Write out each record below exactly as it appears, with no pictures.

— start Records —

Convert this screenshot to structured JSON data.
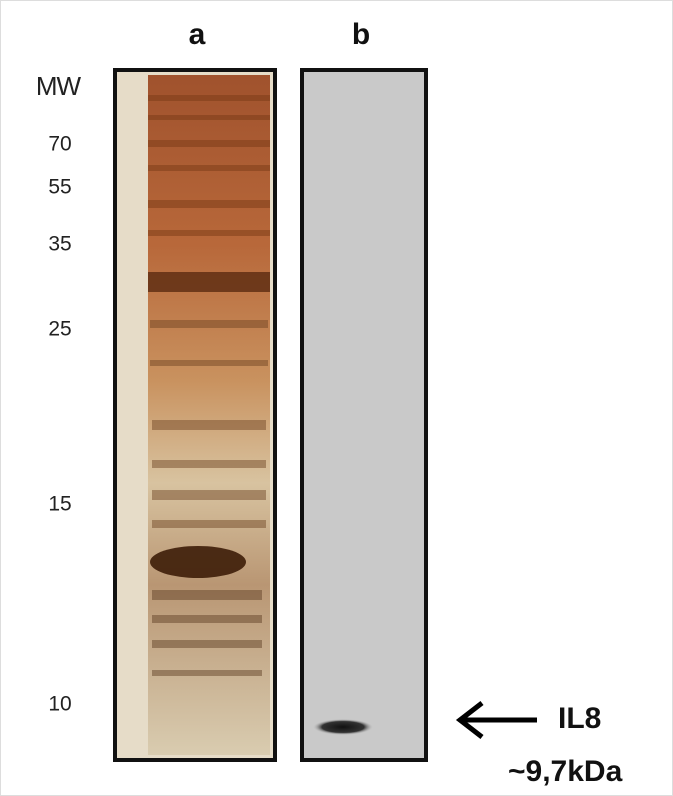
{
  "lanes": [
    {
      "label": "a"
    },
    {
      "label": "b"
    }
  ],
  "markers": {
    "title": "MW",
    "labels": [
      "70",
      "55",
      "35",
      "25",
      "15",
      "10"
    ]
  },
  "annotation": {
    "label": "IL8",
    "size": "~9,7kDa"
  }
}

— end Records —

#### Exercise solution:
Convert this screenshot to structured JSON data.
{
  "lanes": [
    {
      "label": "a"
    },
    {
      "label": "b"
    }
  ],
  "markers": {
    "title": "MW",
    "labels": [
      "70",
      "55",
      "35",
      "25",
      "15",
      "10"
    ]
  },
  "annotation": {
    "label": "IL8",
    "size": "~9,7kDa"
  }
}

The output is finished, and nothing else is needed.